— START OF Data section —

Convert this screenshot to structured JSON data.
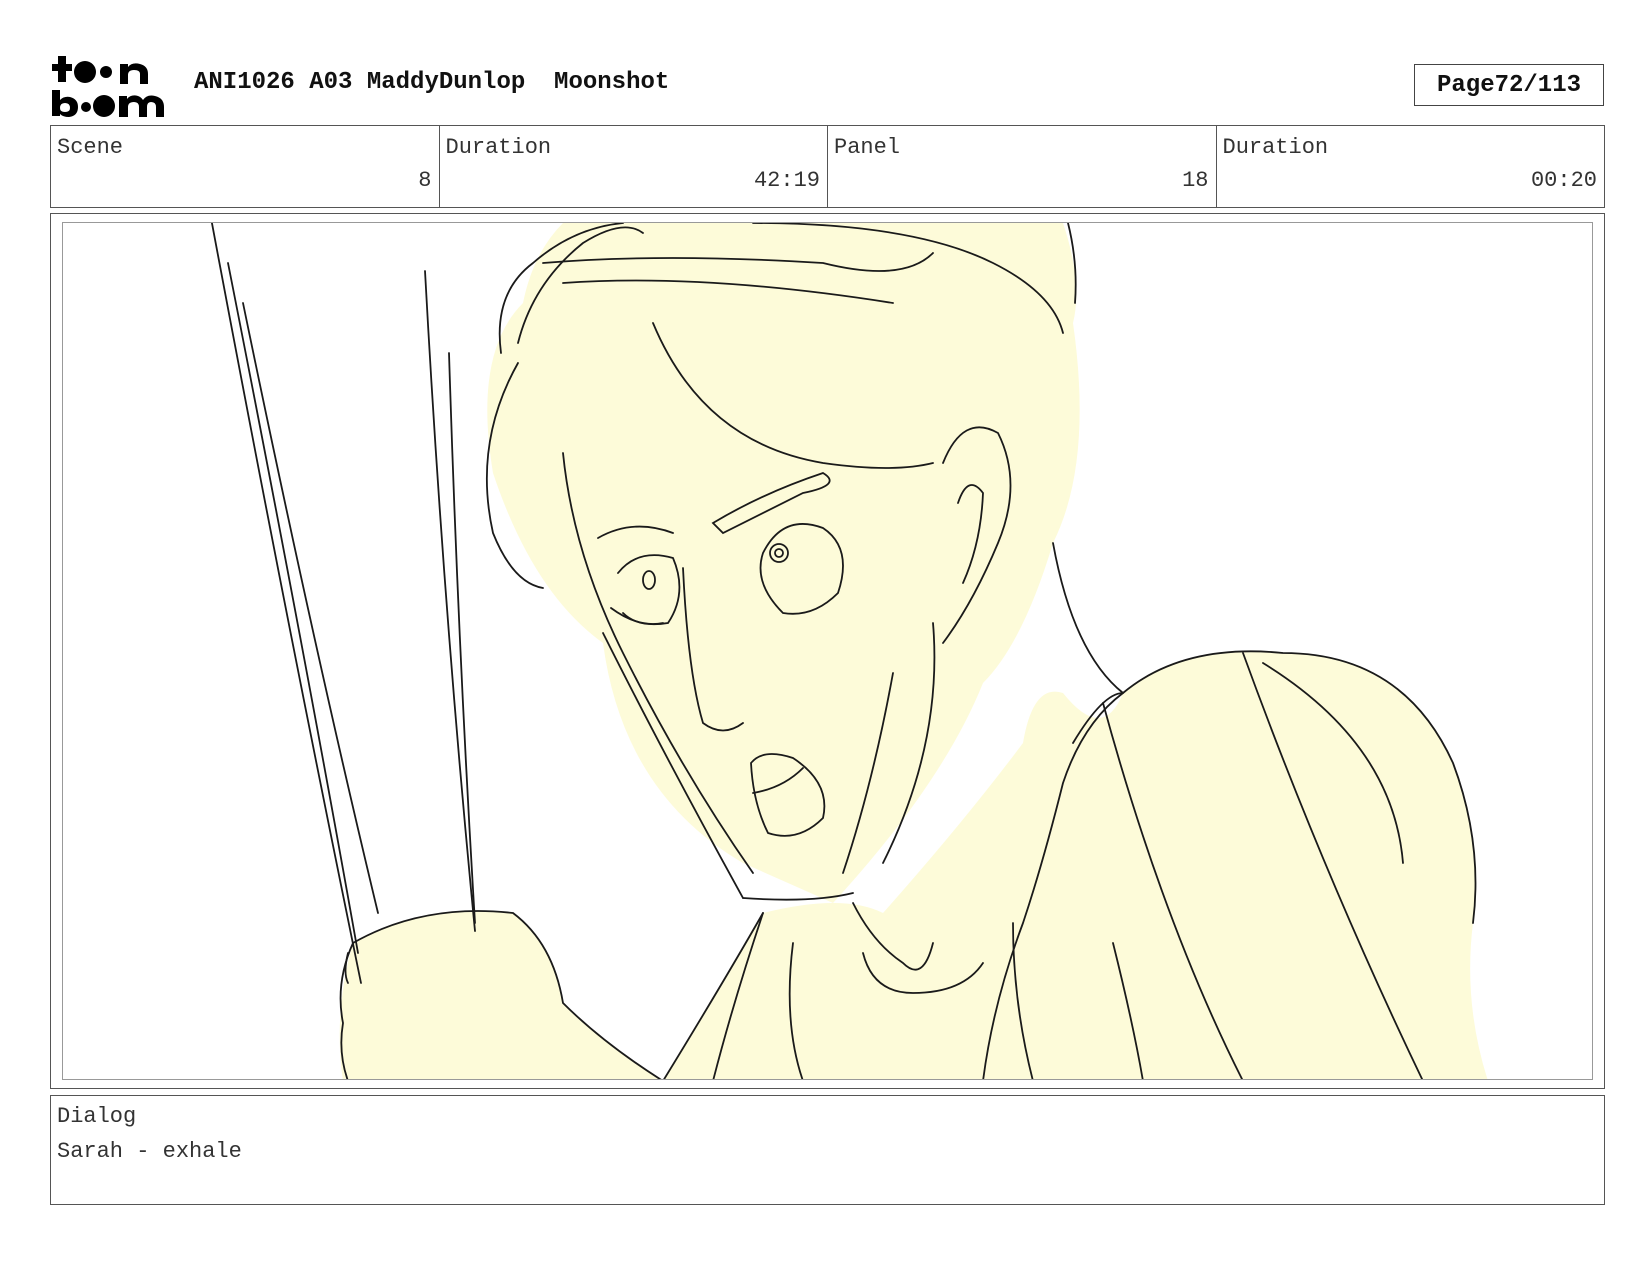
{
  "header": {
    "logo_text": "toonboom",
    "title": "ANI1026 A03 MaddyDunlop  Moonshot",
    "page_label": "Page",
    "page_value": "72/113"
  },
  "info": {
    "scene_label": "Scene",
    "scene_value": "8",
    "scene_duration_label": "Duration",
    "scene_duration_value": "42:19",
    "panel_label": "Panel",
    "panel_value": "18",
    "panel_duration_label": "Duration",
    "panel_duration_value": "00:20"
  },
  "panel": {
    "fill_color": "#fdfbd9",
    "line_color": "#1a1a1a"
  },
  "dialog": {
    "label": "Dialog",
    "text": "Sarah - exhale"
  }
}
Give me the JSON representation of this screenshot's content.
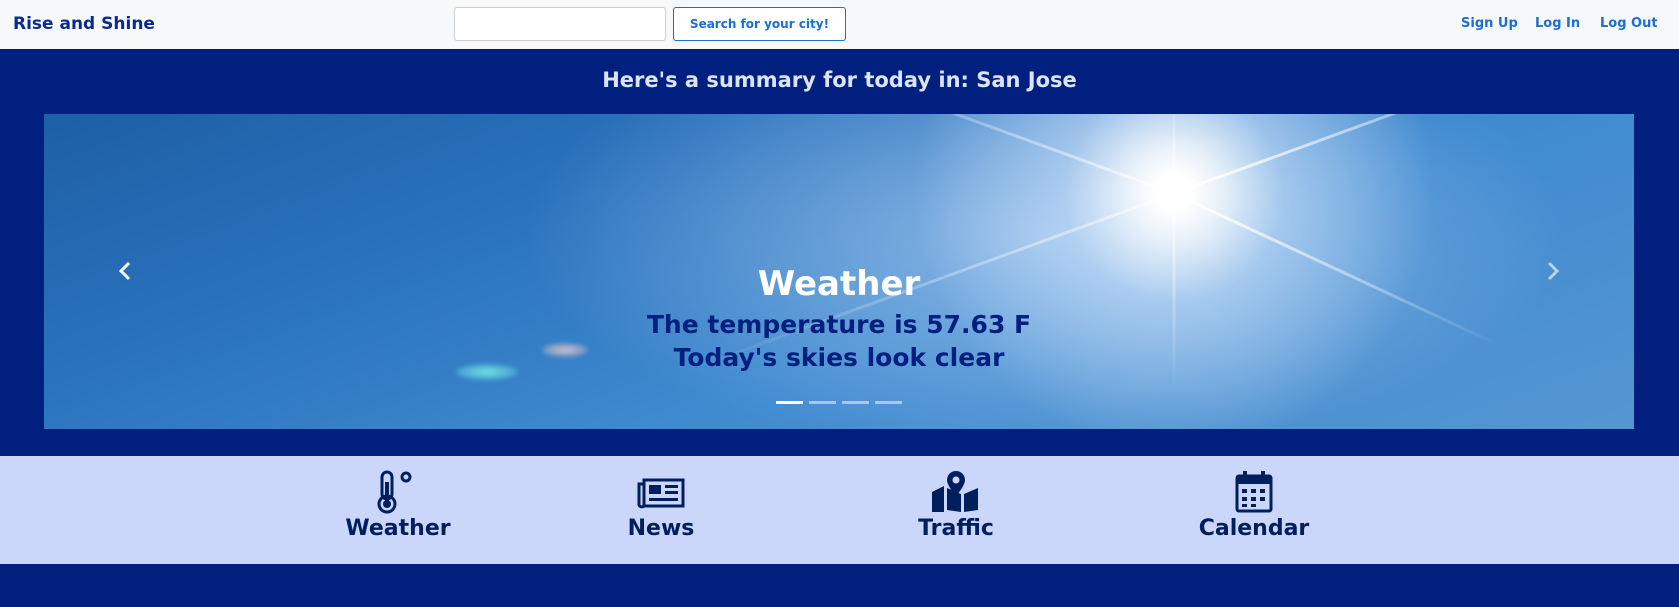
{
  "navbar": {
    "brand": "Rise and Shine",
    "search_placeholder": "",
    "search_button": "Search for your city!",
    "links": [
      "Sign Up",
      "Log In",
      "Log Out"
    ]
  },
  "summary": {
    "headline": "Here's a summary for today in: San Jose"
  },
  "carousel": {
    "slide_title": "Weather",
    "line1": "The temperature is 57.63 F",
    "line2": "Today's skies look clear",
    "indicator_count": 4,
    "active_indicator": 0,
    "prev_icon": "chevron-left-icon",
    "next_icon": "chevron-right-icon"
  },
  "features": [
    {
      "label": "Weather",
      "icon": "thermometer-icon"
    },
    {
      "label": "News",
      "icon": "newspaper-icon"
    },
    {
      "label": "Traffic",
      "icon": "map-marker-icon"
    },
    {
      "label": "Calendar",
      "icon": "calendar-icon"
    }
  ],
  "colors": {
    "page_bg": "#001f7e",
    "navbar_bg": "#f7f8fa",
    "accent": "#1b6ed2",
    "feature_bar_bg": "#cad7fa",
    "icon_color": "#001f5c"
  }
}
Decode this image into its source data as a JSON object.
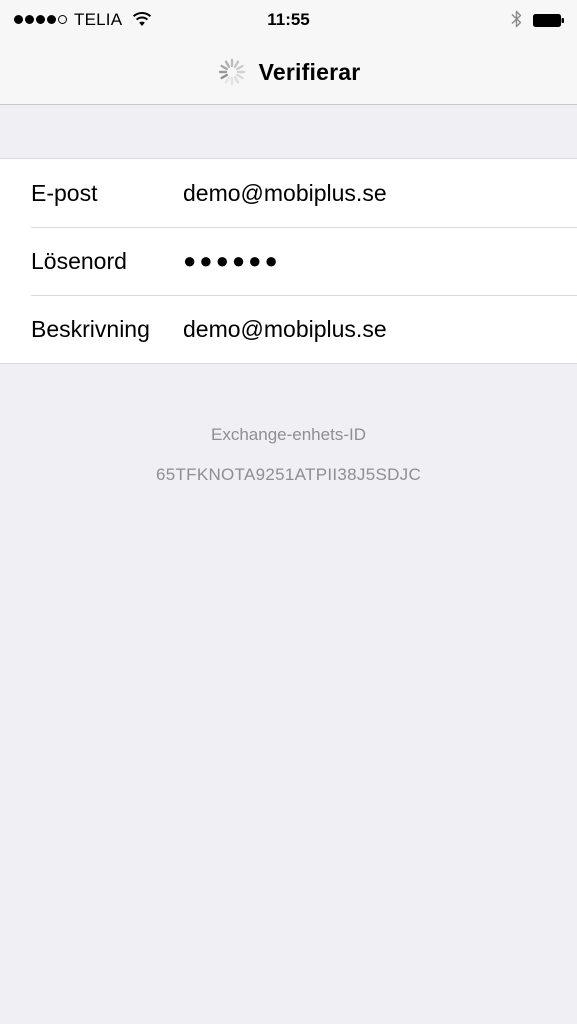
{
  "status_bar": {
    "carrier": "TELIA",
    "time": "11:55",
    "signal_filled": 4,
    "signal_total": 5,
    "icons": [
      "wifi-icon",
      "bluetooth-icon",
      "battery-icon"
    ]
  },
  "nav": {
    "title": "Verifierar",
    "icon": "spinner-icon"
  },
  "form": {
    "rows": [
      {
        "label": "E-post",
        "value": "demo@mobiplus.se"
      },
      {
        "label": "Lösenord",
        "value": "●●●●●●"
      },
      {
        "label": "Beskrivning",
        "value": "demo@mobiplus.se"
      }
    ]
  },
  "device": {
    "label": "Exchange-enhets-ID",
    "id": "65TFKNOTA9251ATPII38J5SDJC"
  },
  "colors": {
    "background": "#efeff4",
    "bar": "#f7f7f7",
    "secondary_text": "#8e8e93",
    "separator": "#d9d9de"
  }
}
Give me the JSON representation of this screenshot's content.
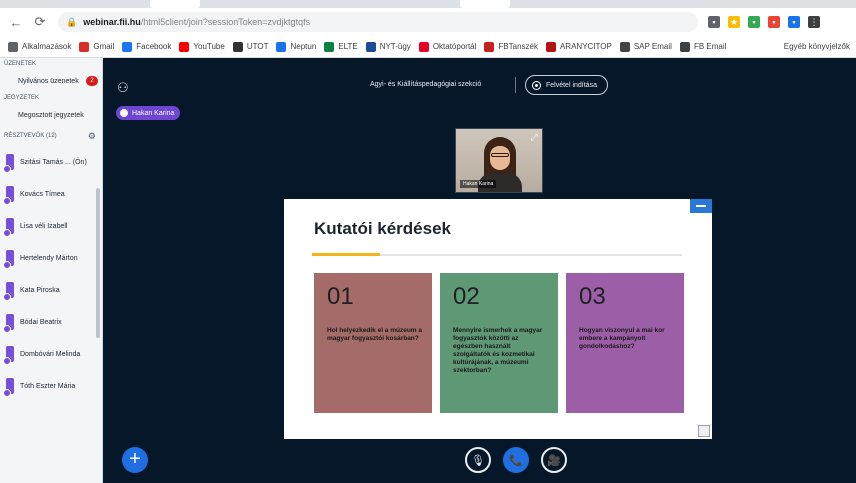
{
  "browser": {
    "url_domain": "webinar.fii.hu",
    "url_path": "/html5client/join?sessionToken=zvdjktgtqfs",
    "bookmarks": [
      {
        "label": "Alkalmazások",
        "color": "#5f6368"
      },
      {
        "label": "Gmail",
        "color": "#d93025"
      },
      {
        "label": "Facebook",
        "color": "#1877f2"
      },
      {
        "label": "YouTube",
        "color": "#ff0000"
      },
      {
        "label": "UTOT",
        "color": "#333333"
      },
      {
        "label": "Neptun",
        "color": "#1a73e8"
      },
      {
        "label": "ELTE",
        "color": "#0b8043"
      },
      {
        "label": "NYT-ügy",
        "color": "#1a4b9c"
      },
      {
        "label": "Oktatóportál",
        "color": "#e60023"
      },
      {
        "label": "FBTanszék",
        "color": "#c5221f"
      },
      {
        "label": "ARANYCITOP",
        "color": "#b31412"
      },
      {
        "label": "SAP Email",
        "color": "#444444"
      },
      {
        "label": "FB Email",
        "color": "#3c4043"
      }
    ],
    "bookmarks_right": "Egyéb könyvjelzők"
  },
  "left_panel": {
    "section_messages": "Üzenetek",
    "chat_item": "Nyilvános üzenetek",
    "chat_badge": "2",
    "section_notes": "Jegyzetek",
    "notes_item": "Megosztott jegyzetek",
    "section_users": "Résztvevők (12)",
    "users": [
      {
        "name": "Szitási Tamás ... (Ön)",
        "color": "#7a4fd8"
      },
      {
        "name": "Kovács Tímea",
        "color": "#7a4fd8"
      },
      {
        "name": "Lisa véli Izabell",
        "color": "#7a4fd8"
      },
      {
        "name": "Hertelendy Márton",
        "color": "#7a4fd8"
      },
      {
        "name": "Kata Piroska",
        "color": "#7a4fd8"
      },
      {
        "name": "Bódai Beatrix",
        "color": "#7a4fd8"
      },
      {
        "name": "Dombóvári Melinda",
        "color": "#7a4fd8"
      },
      {
        "name": "Tóth Eszter Mária",
        "color": "#7a4fd8"
      }
    ]
  },
  "meeting": {
    "title": "Agyi- és Kiállításpedagógiai szekció",
    "record_label": "Felvétel indítása",
    "presenter_name": "Hakan Karina",
    "webcam_name": "Hakan Karina"
  },
  "slide": {
    "title": "Kutatói kérdések",
    "cards": [
      {
        "num": "01",
        "text": "Hol helyezkedik el a múzeum a magyar fogyasztói kosárban?",
        "color": "#a56b69"
      },
      {
        "num": "02",
        "text": "Mennyire ismerhek a magyar fogyasztók közötti az egészben használt szolgáltatók és kozmetikai kultúrájának, a múzeumi szektorban?",
        "color": "#5f9874"
      },
      {
        "num": "03",
        "text": "Hogyan viszonyul a mai kor embere a kampányolt gondolkodáshoz?",
        "color": "#9d5ea8"
      }
    ]
  },
  "controls": {
    "plus_glyph": "+",
    "mute_glyph": "🎙",
    "phone_glyph": "📞",
    "camera_glyph": "🎥"
  }
}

— END OF Data section —

Omit every picture, then repeat the remaining data exactly as it appears above.

-- Correct output --
Convert this screenshot to structured JSON data.
{
  "header": {
    "logo_text": "toonboom",
    "title": "ANI1026 A03 MaddyDunlop  Moonshot",
    "page_label": "Page",
    "page_value": "72/113"
  },
  "info": {
    "scene_label": "Scene",
    "scene_value": "8",
    "scene_duration_label": "Duration",
    "scene_duration_value": "42:19",
    "panel_label": "Panel",
    "panel_value": "18",
    "panel_duration_label": "Duration",
    "panel_duration_value": "00:20"
  },
  "panel": {
    "fill_color": "#fdfbd9",
    "line_color": "#1a1a1a"
  },
  "dialog": {
    "label": "Dialog",
    "text": "Sarah - exhale"
  }
}
Give me the JSON representation of this screenshot's content.
{
  "navbar": {
    "brand": "Rise and Shine",
    "search_placeholder": "",
    "search_button": "Search for your city!",
    "links": [
      "Sign Up",
      "Log In",
      "Log Out"
    ]
  },
  "summary": {
    "headline": "Here's a summary for today in: San Jose"
  },
  "carousel": {
    "slide_title": "Weather",
    "line1": "The temperature is 57.63 F",
    "line2": "Today's skies look clear",
    "indicator_count": 4,
    "active_indicator": 0,
    "prev_icon": "chevron-left-icon",
    "next_icon": "chevron-right-icon"
  },
  "features": [
    {
      "label": "Weather",
      "icon": "thermometer-icon"
    },
    {
      "label": "News",
      "icon": "newspaper-icon"
    },
    {
      "label": "Traffic",
      "icon": "map-marker-icon"
    },
    {
      "label": "Calendar",
      "icon": "calendar-icon"
    }
  ],
  "colors": {
    "page_bg": "#001f7e",
    "navbar_bg": "#f7f8fa",
    "accent": "#1b6ed2",
    "feature_bar_bg": "#cad7fa",
    "icon_color": "#001f5c"
  }
}
Decode this image into its source data as a JSON object.
{
  "status_bar": {
    "carrier": "TELIA",
    "time": "11:55",
    "signal_filled": 4,
    "signal_total": 5,
    "icons": [
      "wifi-icon",
      "bluetooth-icon",
      "battery-icon"
    ]
  },
  "nav": {
    "title": "Verifierar",
    "icon": "spinner-icon"
  },
  "form": {
    "rows": [
      {
        "label": "E-post",
        "value": "demo@mobiplus.se"
      },
      {
        "label": "Lösenord",
        "value": "●●●●●●"
      },
      {
        "label": "Beskrivning",
        "value": "demo@mobiplus.se"
      }
    ]
  },
  "device": {
    "label": "Exchange-enhets-ID",
    "id": "65TFKNOTA9251ATPII38J5SDJC"
  },
  "colors": {
    "background": "#efeff4",
    "bar": "#f7f7f7",
    "secondary_text": "#8e8e93",
    "separator": "#d9d9de"
  }
}
Give me the JSON representation of this screenshot's content.
{
  "browser": {
    "url_domain": "webinar.fii.hu",
    "url_path": "/html5client/join?sessionToken=zvdjktgtqfs",
    "bookmarks": [
      {
        "label": "Alkalmazások",
        "color": "#5f6368"
      },
      {
        "label": "Gmail",
        "color": "#d93025"
      },
      {
        "label": "Facebook",
        "color": "#1877f2"
      },
      {
        "label": "YouTube",
        "color": "#ff0000"
      },
      {
        "label": "UTOT",
        "color": "#333333"
      },
      {
        "label": "Neptun",
        "color": "#1a73e8"
      },
      {
        "label": "ELTE",
        "color": "#0b8043"
      },
      {
        "label": "NYT-ügy",
        "color": "#1a4b9c"
      },
      {
        "label": "Oktatóportál",
        "color": "#e60023"
      },
      {
        "label": "FBTanszék",
        "color": "#c5221f"
      },
      {
        "label": "ARANYCITOP",
        "color": "#b31412"
      },
      {
        "label": "SAP Email",
        "color": "#444444"
      },
      {
        "label": "FB Email",
        "color": "#3c4043"
      }
    ],
    "bookmarks_right": "Egyéb könyvjelzők"
  },
  "left_panel": {
    "section_messages": "Üzenetek",
    "chat_item": "Nyilvános üzenetek",
    "chat_badge": "2",
    "section_notes": "Jegyzetek",
    "notes_item": "Megosztott jegyzetek",
    "section_users": "Résztvevők (12)",
    "users": [
      {
        "name": "Szitási Tamás ... (Ön)",
        "color": "#7a4fd8"
      },
      {
        "name": "Kovács Tímea",
        "color": "#7a4fd8"
      },
      {
        "name": "Lisa véli Izabell",
        "color": "#7a4fd8"
      },
      {
        "name": "Hertelendy Márton",
        "color": "#7a4fd8"
      },
      {
        "name": "Kata Piroska",
        "color": "#7a4fd8"
      },
      {
        "name": "Bódai Beatrix",
        "color": "#7a4fd8"
      },
      {
        "name": "Dombóvári Melinda",
        "color": "#7a4fd8"
      },
      {
        "name": "Tóth Eszter Mária",
        "color": "#7a4fd8"
      }
    ]
  },
  "meeting": {
    "title": "Agyi- és Kiállításpedagógiai szekció",
    "record_label": "Felvétel indítása",
    "presenter_name": "Hakan Karina",
    "webcam_name": "Hakan Karina"
  },
  "slide": {
    "title": "Kutatói kérdések",
    "cards": [
      {
        "num": "01",
        "text": "Hol helyezkedik el a múzeum a magyar fogyasztói kosárban?",
        "color": "#a56b69"
      },
      {
        "num": "02",
        "text": "Mennyire ismerhek a magyar fogyasztók közötti az egészben használt szolgáltatók és kozmetikai kultúrájának, a múzeumi szektorban?",
        "color": "#5f9874"
      },
      {
        "num": "03",
        "text": "Hogyan viszonyul a mai kor embere a kampányolt gondolkodáshoz?",
        "color": "#9d5ea8"
      }
    ]
  },
  "controls": {
    "plus_glyph": "+",
    "mute_glyph": "🎙",
    "phone_glyph": "📞",
    "camera_glyph": "🎥"
  }
}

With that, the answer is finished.